GIVEN EXERCISE:
Filter these entries so that only lines with the word "муниципального" remain.

## Start

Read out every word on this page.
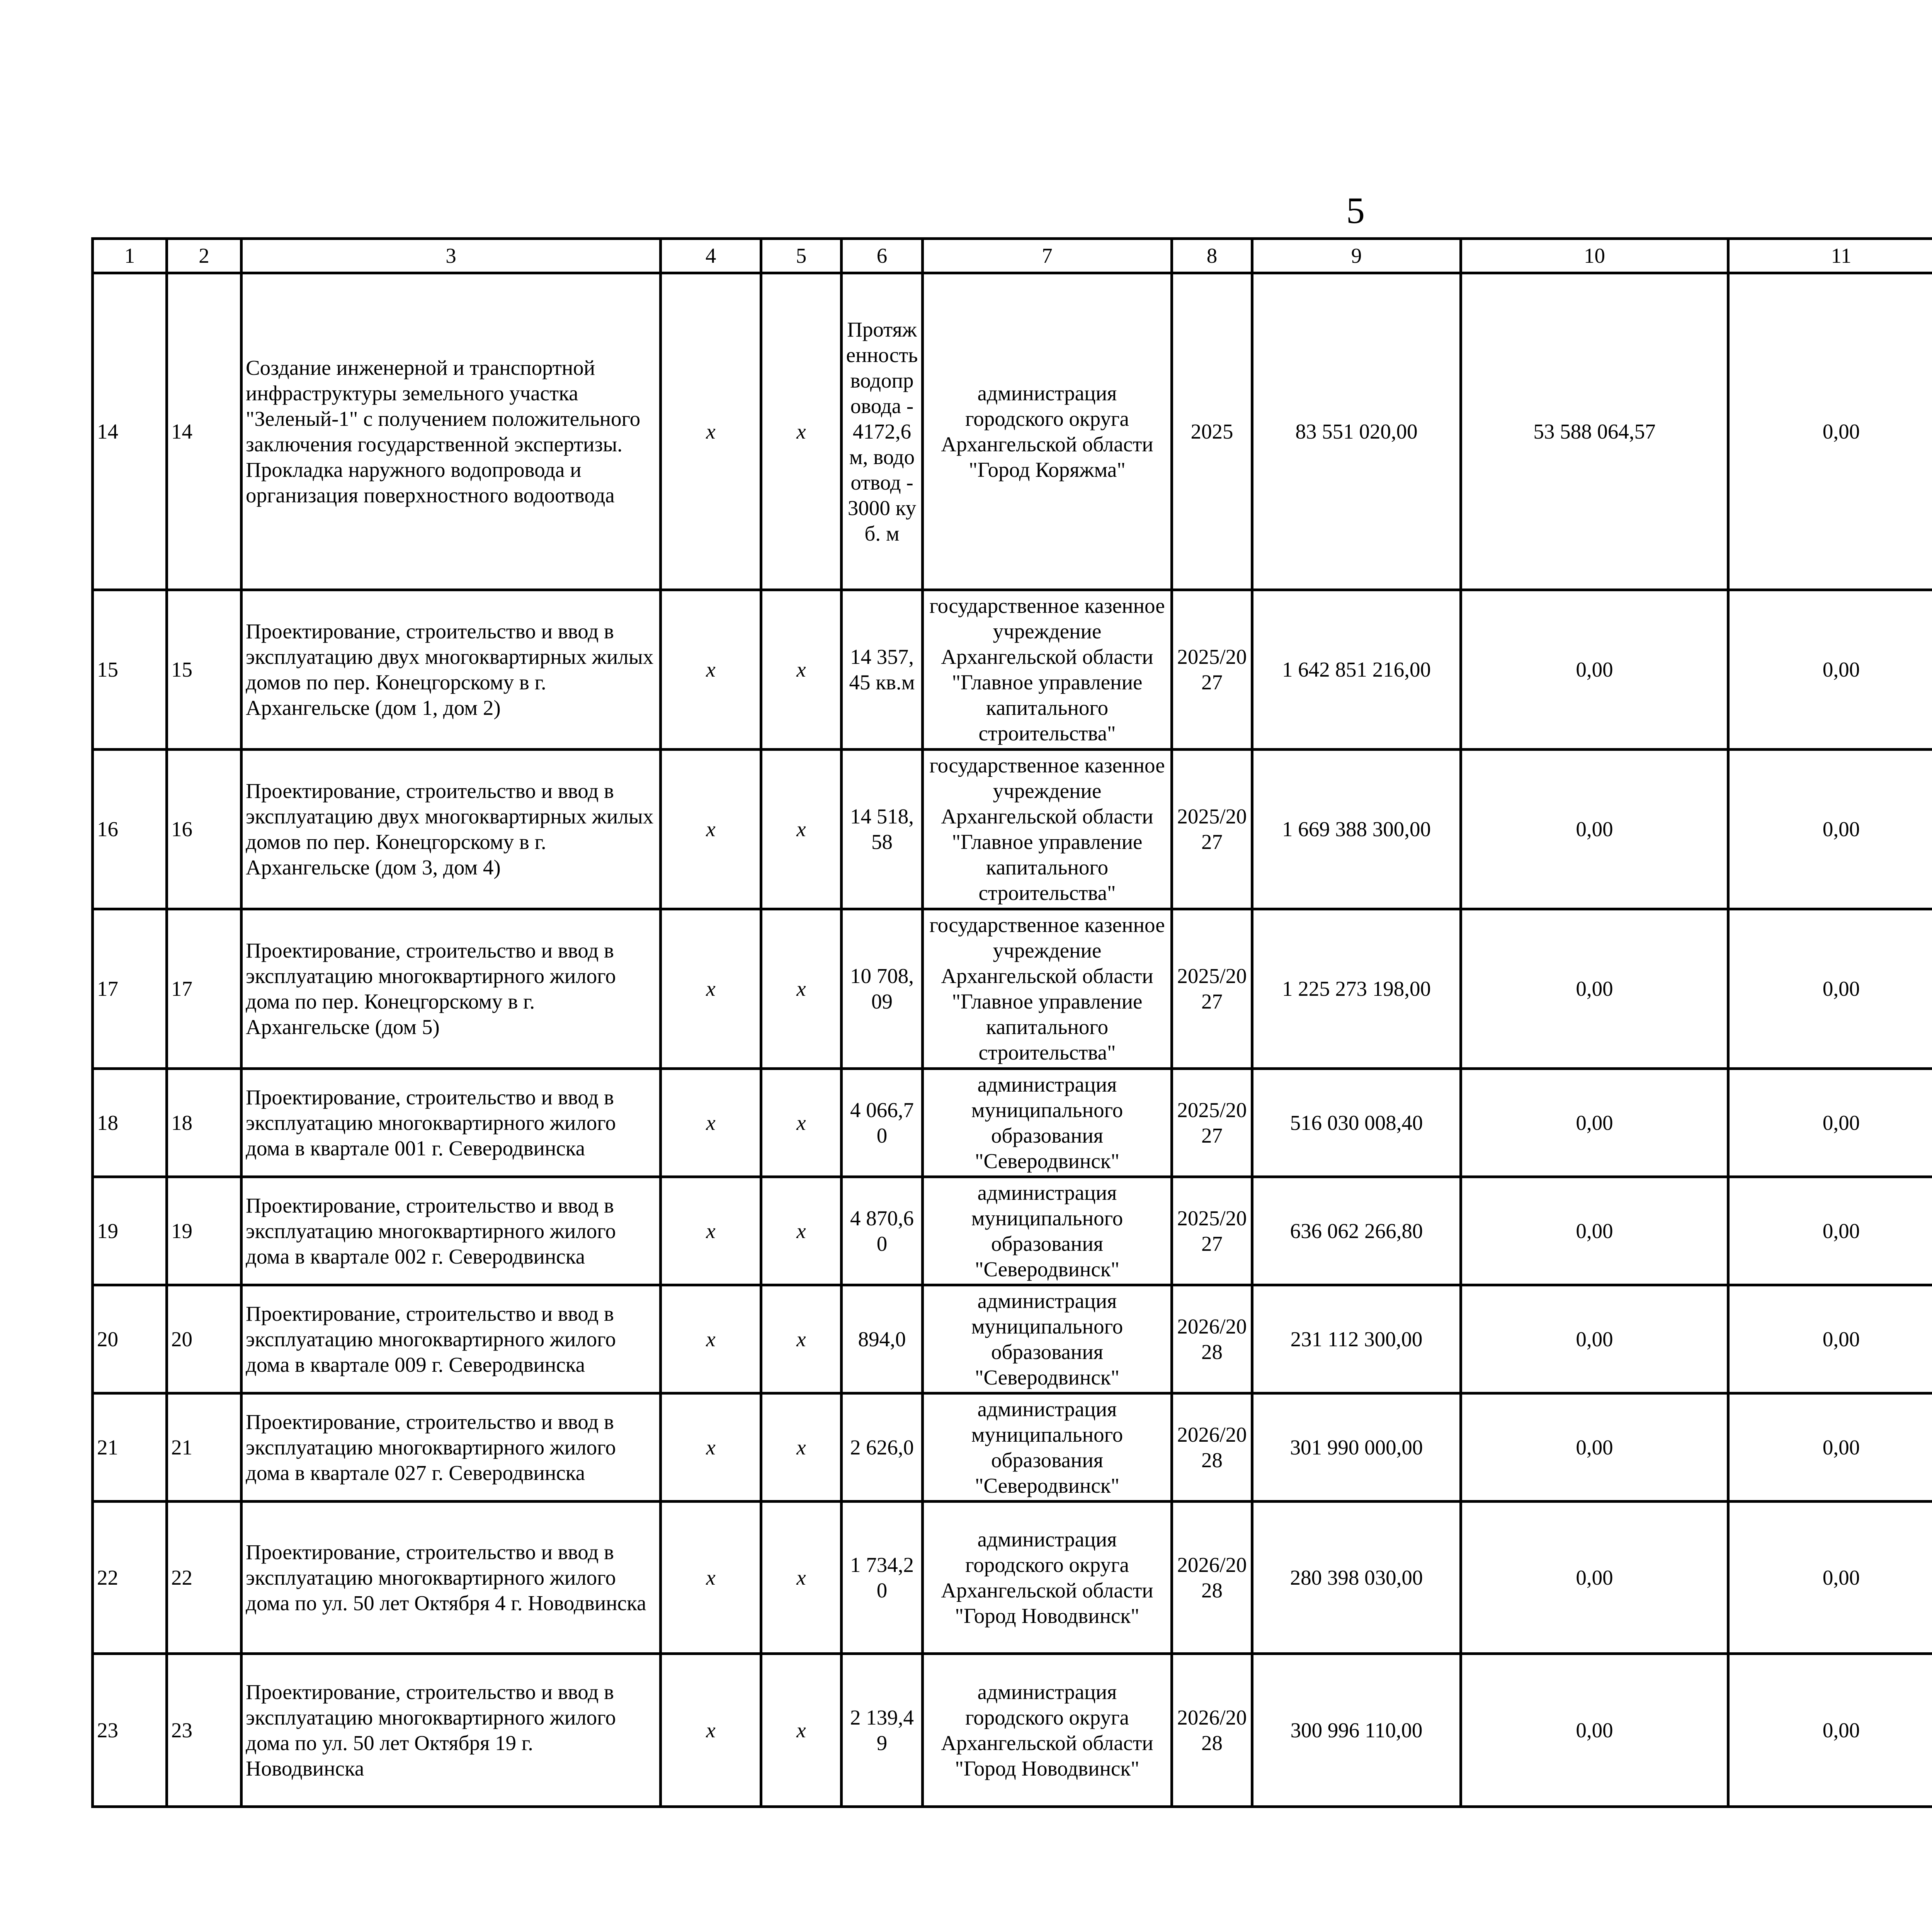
5
1	2	3	4	5	6	7	8	9	10	11			
14	14	Создание инженерной и транспортной инфраструктуры земельного участка "Зеленый-1" с получением положительного заключения государственной экспертизы. Прокладка наружного водопровода и организация поверхностного водоотвода	х	х	Протяженность водопровода - 4172,6 м, водоотвод - 3000 куб. м	администрация городского округа Архангельской области "Город Коряжма"	2025	83 551 020,00	53 588 064,57	0,00			
15	15	Проектирование, строительство и ввод в эксплуатацию двух многоквартирных жилых домов по пер. Конецгорскому в г. Архангельске (дом 1, дом 2)	х	х	14 357,45 кв.м	государственное казенное учреждение Архангельской области "Главное управление капитального строительства"	2025/2027	1 642 851 216,00	0,00	0,00			
16	16	Проектирование, строительство и ввод в эксплуатацию двух многоквартирных жилых домов по пер. Конецгорскому в г. Архангельске (дом 3, дом 4)	х	х	14 518,58	государственное казенное учреждение Архангельской области "Главное управление капитального строительства"	2025/2027	1 669 388 300,00	0,00	0,00			
17	17	Проектирование, строительство и ввод в эксплуатацию многоквартирного жилого дома по пер. Конецгорскому в г. Архангельске (дом 5)	х	х	10 708,09	государственное казенное учреждение Архангельской области "Главное управление капитального строительства"	2025/2027	1 225 273 198,00	0,00	0,00			
18	18	Проектирование, строительство и ввод в эксплуатацию многоквартирного жилого дома в квартале 001 г. Северодвинска	х	х	4 066,70	администрация муниципального образования "Северодвинск"	2025/2027	516 030 008,40	0,00	0,00			
19	19	Проектирование, строительство и ввод в эксплуатацию многоквартирного жилого дома в квартале 002 г. Северодвинска	х	х	4 870,60	администрация муниципального образования "Северодвинск"	2025/2027	636 062 266,80	0,00	0,00			
20	20	Проектирование, строительство и ввод в эксплуатацию многоквартирного жилого дома в квартале 009 г. Северодвинска	х	х	894,0	администрация муниципального образования "Северодвинск"	2026/2028	231 112 300,00	0,00	0,00			
21	21	Проектирование, строительство и ввод в эксплуатацию многоквартирного жилого дома в квартале 027 г. Северодвинска	х	х	2 626,0	администрация муниципального образования "Северодвинск"	2026/2028	301 990 000,00	0,00	0,00			
22	22	Проектирование, строительство и ввод в эксплуатацию многоквартирного жилого дома по ул. 50 лет Октября 4 г. Новодвинска	х	х	1 734,20	администрация городского округа Архангельской области "Город Новодвинск"	2026/2028	280 398 030,00	0,00	0,00			
23	23	Проектирование, строительство и ввод в эксплуатацию многоквартирного жилого дома по ул. 50 лет Октября 19 г. Новодвинска	х	х	2 139,49	администрация городского округа Архангельской области "Город Новодвинск"	2026/2028	300 996 110,00	0,00	0,00			
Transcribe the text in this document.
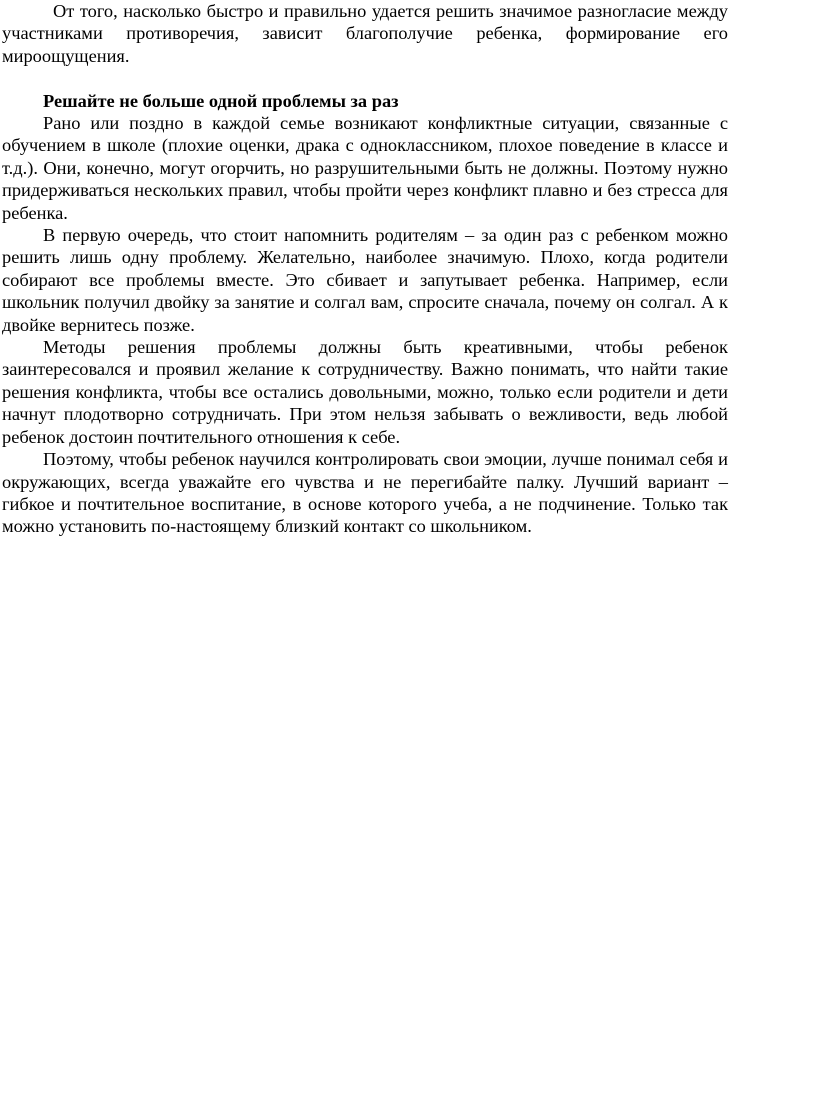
От того, насколько быстро и правильно удается решить значимое разногласие между участниками противоречия, зависит благополучие ребенка, формирование его мироощущения.

Решайте не больше одной проблемы за раз

Рано или поздно в каждой семье возникают конфликтные ситуации, связанные с обучением в школе (плохие оценки, драка с одноклассником, плохое поведение в классе и т.д.). Они, конечно, могут огорчить, но разрушительными быть не должны. Поэтому нужно придерживаться нескольких правил, чтобы пройти через конфликт плавно и без стресса для ребенка.

В первую очередь, что стоит напомнить родителям – за один раз с ребенком можно решить лишь одну проблему. Желательно, наиболее значимую. Плохо, когда родители собирают все проблемы вместе. Это сбивает и запутывает ребенка. Например, если школьник получил двойку за занятие и солгал вам, спросите сначала, почему он солгал. А к двойке вернитесь позже.

Методы решения проблемы должны быть креативными, чтобы ребенок заинтересовался и проявил желание к сотрудничеству. Важно понимать, что найти такие решения конфликта, чтобы все остались довольными, можно, только если родители и дети начнут плодотворно сотрудничать. При этом нельзя забывать о вежливости, ведь любой ребенок достоин почтительного отношения к себе.

Поэтому, чтобы ребенок научился контролировать свои эмоции, лучше понимал себя и окружающих, всегда уважайте его чувства и не перегибайте палку. Лучший вариант – гибкое и почтительное воспитание, в основе которого учеба, а не подчинение. Только так можно установить по-настоящему близкий контакт со школьником.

## End

SOLUTION:
18	18	Проектирование, строительство и ввод в эксплуатацию многоквартирного жилого дома в квартале 001 г. Северодвинска	х	х	4 066,70	администрация муниципального образования "Северодвинск"	2025/2027	516 030 008,40	0,00	0,00			
19	19	Проектирование, строительство и ввод в эксплуатацию многоквартирного жилого дома в квартале 002 г. Северодвинска	х	х	4 870,60	администрация муниципального образования "Северодвинск"	2025/2027	636 062 266,80	0,00	0,00			
20	20	Проектирование, строительство и ввод в эксплуатацию многоквартирного жилого дома в квартале 009 г. Северодвинска	х	х	894,0	администрация муниципального образования "Северодвинск"	2026/2028	231 112 300,00	0,00	0,00			
21	21	Проектирование, строительство и ввод в эксплуатацию многоквартирного жилого дома в квартале 027 г. Северодвинска	х	х	2 626,0	администрация муниципального образования "Северодвинск"	2026/2028	301 990 000,00	0,00	0,00			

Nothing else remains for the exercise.